-- start of Records --

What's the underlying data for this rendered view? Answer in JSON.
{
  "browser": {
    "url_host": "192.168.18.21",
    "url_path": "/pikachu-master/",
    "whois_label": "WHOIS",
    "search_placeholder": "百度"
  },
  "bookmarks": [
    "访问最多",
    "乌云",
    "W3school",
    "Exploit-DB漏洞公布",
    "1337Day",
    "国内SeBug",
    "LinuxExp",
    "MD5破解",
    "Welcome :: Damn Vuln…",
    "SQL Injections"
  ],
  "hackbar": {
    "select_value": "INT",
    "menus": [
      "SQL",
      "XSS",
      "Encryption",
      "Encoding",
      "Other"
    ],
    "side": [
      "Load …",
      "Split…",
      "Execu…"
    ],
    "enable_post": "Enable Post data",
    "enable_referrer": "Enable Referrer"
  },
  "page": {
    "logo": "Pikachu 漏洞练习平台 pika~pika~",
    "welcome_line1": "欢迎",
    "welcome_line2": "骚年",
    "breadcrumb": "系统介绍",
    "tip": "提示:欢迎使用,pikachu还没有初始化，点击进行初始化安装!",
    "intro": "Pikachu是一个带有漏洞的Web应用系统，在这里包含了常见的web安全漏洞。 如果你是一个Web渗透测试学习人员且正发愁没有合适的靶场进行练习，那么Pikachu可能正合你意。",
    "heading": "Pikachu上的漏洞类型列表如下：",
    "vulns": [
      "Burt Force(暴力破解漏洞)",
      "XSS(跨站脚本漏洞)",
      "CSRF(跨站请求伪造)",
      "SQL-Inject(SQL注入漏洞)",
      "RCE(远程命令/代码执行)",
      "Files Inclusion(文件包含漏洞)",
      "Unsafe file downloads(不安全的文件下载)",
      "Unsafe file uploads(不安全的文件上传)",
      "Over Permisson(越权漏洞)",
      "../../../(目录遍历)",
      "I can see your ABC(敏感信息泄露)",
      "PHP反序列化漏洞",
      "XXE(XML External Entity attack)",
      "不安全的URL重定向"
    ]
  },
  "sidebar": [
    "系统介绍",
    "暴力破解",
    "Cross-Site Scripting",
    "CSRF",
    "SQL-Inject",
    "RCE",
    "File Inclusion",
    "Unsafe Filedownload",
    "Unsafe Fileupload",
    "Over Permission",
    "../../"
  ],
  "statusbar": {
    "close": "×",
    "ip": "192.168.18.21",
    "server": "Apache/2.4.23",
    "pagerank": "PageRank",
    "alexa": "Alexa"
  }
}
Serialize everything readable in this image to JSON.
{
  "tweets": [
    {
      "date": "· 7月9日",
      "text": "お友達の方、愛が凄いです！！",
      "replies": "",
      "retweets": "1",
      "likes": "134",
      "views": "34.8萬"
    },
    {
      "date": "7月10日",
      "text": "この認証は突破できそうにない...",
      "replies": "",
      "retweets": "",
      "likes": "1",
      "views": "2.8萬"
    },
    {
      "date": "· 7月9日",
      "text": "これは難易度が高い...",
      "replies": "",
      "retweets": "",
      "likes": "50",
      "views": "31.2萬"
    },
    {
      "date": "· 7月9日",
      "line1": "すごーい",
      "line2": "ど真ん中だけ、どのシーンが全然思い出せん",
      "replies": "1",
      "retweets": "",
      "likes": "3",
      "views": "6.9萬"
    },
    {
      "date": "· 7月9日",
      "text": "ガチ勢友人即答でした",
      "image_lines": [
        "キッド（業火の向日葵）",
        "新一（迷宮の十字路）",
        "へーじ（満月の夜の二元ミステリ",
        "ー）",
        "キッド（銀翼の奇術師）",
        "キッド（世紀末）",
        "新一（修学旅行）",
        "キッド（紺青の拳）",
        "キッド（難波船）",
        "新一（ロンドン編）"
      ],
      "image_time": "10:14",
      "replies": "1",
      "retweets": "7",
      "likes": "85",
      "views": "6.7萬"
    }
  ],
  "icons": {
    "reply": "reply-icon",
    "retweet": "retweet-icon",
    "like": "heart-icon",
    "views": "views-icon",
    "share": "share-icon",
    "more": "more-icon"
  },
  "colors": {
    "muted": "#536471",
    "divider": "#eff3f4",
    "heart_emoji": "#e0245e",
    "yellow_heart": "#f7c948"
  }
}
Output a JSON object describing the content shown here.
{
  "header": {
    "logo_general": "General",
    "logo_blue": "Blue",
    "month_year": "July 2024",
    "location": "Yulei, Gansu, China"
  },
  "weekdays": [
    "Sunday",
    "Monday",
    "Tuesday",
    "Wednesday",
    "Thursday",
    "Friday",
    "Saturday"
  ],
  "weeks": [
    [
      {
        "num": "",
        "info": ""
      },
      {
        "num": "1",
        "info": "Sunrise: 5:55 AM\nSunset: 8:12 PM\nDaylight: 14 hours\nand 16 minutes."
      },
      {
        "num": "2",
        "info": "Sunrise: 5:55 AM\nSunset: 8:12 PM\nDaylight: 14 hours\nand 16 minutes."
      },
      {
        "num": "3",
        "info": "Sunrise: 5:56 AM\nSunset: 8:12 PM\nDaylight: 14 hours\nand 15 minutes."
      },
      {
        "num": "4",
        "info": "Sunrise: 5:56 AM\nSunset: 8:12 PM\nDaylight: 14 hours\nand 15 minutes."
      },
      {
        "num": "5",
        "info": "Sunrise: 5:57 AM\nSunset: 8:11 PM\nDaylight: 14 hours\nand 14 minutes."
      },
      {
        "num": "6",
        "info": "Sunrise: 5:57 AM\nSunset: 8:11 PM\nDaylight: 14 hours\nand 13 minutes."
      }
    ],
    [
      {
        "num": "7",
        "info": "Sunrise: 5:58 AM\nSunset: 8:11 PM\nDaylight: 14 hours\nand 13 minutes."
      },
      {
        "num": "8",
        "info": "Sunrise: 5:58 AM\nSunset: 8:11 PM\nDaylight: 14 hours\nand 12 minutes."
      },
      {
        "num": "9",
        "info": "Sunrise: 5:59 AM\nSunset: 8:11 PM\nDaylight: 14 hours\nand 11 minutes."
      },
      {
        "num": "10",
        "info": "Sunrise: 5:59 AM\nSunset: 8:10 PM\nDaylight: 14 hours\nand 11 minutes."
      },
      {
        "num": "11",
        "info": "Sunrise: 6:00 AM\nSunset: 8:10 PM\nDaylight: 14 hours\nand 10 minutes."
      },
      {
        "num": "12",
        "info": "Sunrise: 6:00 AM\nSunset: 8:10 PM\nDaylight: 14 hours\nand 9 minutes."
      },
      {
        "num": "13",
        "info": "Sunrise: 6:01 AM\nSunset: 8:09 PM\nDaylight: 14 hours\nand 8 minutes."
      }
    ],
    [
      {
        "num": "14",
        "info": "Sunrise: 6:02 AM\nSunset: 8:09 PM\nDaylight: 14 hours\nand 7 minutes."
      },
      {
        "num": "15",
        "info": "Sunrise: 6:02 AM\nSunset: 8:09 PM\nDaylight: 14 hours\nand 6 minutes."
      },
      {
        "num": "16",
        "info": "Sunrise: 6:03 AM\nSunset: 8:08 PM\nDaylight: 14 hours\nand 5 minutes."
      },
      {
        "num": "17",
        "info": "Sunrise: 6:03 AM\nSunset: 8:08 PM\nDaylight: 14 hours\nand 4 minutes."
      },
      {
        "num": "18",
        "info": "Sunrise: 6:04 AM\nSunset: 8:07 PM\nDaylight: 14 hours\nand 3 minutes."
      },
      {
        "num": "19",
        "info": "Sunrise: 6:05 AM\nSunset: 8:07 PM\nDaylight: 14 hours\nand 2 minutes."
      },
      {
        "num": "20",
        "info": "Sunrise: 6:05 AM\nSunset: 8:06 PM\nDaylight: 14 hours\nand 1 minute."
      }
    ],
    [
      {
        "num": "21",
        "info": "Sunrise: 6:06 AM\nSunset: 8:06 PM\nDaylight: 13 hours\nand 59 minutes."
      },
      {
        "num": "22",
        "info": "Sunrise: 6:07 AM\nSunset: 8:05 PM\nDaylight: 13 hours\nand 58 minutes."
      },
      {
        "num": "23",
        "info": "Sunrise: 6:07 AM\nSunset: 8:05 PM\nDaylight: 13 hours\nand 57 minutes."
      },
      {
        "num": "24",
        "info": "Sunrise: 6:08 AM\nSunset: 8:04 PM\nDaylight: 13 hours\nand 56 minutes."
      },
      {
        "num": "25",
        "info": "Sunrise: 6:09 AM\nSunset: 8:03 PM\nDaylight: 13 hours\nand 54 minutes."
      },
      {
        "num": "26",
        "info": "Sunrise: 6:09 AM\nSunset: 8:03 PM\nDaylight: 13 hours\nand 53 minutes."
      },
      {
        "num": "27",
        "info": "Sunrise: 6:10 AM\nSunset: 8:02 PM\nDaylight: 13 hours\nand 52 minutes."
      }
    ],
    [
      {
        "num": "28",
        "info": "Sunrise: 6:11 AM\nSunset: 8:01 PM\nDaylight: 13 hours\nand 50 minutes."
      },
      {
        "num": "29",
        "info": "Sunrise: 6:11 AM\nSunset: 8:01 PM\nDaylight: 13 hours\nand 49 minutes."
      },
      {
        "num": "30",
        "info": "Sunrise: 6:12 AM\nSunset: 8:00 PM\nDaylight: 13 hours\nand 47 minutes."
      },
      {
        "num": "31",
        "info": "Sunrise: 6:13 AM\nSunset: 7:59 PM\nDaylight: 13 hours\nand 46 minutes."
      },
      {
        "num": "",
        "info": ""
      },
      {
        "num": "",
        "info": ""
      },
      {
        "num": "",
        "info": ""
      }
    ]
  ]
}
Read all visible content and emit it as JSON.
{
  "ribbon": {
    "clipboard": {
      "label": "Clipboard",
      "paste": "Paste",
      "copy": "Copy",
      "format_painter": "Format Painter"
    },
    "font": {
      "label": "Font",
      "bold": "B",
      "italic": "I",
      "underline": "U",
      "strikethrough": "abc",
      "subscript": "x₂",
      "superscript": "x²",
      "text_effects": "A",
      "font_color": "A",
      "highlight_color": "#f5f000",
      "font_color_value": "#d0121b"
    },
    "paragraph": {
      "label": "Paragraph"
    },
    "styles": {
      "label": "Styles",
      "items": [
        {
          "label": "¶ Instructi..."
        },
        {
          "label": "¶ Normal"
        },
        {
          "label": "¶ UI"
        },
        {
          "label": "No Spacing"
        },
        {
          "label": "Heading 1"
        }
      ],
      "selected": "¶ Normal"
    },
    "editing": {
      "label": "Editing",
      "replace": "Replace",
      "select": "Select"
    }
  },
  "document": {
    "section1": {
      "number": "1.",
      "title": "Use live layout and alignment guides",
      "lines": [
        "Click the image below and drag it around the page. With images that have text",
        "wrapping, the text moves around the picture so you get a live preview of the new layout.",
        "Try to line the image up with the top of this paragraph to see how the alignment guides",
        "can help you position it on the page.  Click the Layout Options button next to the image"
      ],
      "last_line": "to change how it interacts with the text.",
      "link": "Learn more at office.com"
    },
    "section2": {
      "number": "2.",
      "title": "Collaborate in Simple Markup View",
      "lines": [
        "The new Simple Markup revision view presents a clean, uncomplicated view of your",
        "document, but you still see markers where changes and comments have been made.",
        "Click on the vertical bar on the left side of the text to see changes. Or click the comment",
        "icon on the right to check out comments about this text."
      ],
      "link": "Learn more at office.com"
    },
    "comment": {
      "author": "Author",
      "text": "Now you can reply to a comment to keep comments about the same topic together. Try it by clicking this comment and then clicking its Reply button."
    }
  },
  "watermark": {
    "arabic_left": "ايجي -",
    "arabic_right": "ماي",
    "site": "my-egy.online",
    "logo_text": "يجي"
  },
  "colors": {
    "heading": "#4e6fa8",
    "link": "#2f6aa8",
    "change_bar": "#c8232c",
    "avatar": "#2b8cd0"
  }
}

-- end of Records --

▸ **What to produce**
Give the number of lines in the entries that hold the word "JSON", and nothing else.

▸ **Complete output**
4